• Short problem
Repeat all of the records verbatim.
:: Given entries
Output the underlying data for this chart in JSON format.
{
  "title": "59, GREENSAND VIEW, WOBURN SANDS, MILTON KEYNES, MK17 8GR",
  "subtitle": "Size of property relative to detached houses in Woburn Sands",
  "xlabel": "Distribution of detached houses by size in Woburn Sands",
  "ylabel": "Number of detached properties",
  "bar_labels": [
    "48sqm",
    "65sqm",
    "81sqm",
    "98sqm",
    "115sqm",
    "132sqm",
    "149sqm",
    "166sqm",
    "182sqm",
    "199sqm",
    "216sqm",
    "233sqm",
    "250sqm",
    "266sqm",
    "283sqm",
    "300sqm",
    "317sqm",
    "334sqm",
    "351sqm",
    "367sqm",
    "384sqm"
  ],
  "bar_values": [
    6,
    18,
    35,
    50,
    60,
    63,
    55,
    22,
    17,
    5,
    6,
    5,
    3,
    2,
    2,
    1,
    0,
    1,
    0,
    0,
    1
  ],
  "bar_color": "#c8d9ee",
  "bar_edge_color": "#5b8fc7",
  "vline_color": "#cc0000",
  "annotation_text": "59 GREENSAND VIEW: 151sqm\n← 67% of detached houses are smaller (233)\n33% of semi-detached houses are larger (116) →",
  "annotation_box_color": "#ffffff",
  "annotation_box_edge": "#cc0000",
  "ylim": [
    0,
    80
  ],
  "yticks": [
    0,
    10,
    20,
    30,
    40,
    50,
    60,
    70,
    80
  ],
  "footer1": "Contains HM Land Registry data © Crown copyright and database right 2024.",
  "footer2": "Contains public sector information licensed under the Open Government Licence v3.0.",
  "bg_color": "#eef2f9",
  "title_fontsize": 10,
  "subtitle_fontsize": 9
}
::::
• Task answer
Output the underlying data for this chart in JSON format.
{
  "title": "59, GREENSAND VIEW, WOBURN SANDS, MILTON KEYNES, MK17 8GR",
  "subtitle": "Size of property relative to detached houses in Woburn Sands",
  "xlabel": "Distribution of detached houses by size in Woburn Sands",
  "ylabel": "Number of detached properties",
  "bar_labels": [
    "48sqm",
    "65sqm",
    "81sqm",
    "98sqm",
    "115sqm",
    "132sqm",
    "149sqm",
    "166sqm",
    "182sqm",
    "199sqm",
    "216sqm",
    "233sqm",
    "250sqm",
    "266sqm",
    "283sqm",
    "300sqm",
    "317sqm",
    "334sqm",
    "351sqm",
    "367sqm",
    "384sqm"
  ],
  "bar_values": [
    6,
    18,
    35,
    50,
    60,
    63,
    55,
    22,
    17,
    5,
    6,
    5,
    3,
    2,
    2,
    1,
    0,
    1,
    0,
    0,
    1
  ],
  "bar_color": "#c8d9ee",
  "bar_edge_color": "#5b8fc7",
  "vline_color": "#cc0000",
  "annotation_text": "59 GREENSAND VIEW: 151sqm\n← 67% of detached houses are smaller (233)\n33% of semi-detached houses are larger (116) →",
  "annotation_box_color": "#ffffff",
  "annotation_box_edge": "#cc0000",
  "ylim": [
    0,
    80
  ],
  "yticks": [
    0,
    10,
    20,
    30,
    40,
    50,
    60,
    70,
    80
  ],
  "footer1": "Contains HM Land Registry data © Crown copyright and database right 2024.",
  "footer2": "Contains public sector information licensed under the Open Government Licence v3.0.",
  "bg_color": "#eef2f9",
  "title_fontsize": 10,
  "subtitle_fontsize": 9
}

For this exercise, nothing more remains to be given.